**Challenge**
Examine each line of the data. Copy those that contain the string "conditions".

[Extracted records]
┄┄┄┄┄┄

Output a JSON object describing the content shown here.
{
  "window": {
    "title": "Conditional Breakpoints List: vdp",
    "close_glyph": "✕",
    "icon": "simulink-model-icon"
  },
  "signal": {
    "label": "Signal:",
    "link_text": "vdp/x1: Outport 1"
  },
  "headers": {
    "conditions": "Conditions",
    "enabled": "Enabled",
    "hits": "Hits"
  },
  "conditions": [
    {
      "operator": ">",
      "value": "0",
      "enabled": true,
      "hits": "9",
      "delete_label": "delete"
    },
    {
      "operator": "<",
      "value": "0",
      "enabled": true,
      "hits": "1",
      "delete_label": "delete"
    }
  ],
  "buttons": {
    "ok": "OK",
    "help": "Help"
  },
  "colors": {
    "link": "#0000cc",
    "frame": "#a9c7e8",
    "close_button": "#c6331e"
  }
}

┄┄┄┄┄┄

**Answer to the task**
    "conditions": "Conditions",
  "conditions": [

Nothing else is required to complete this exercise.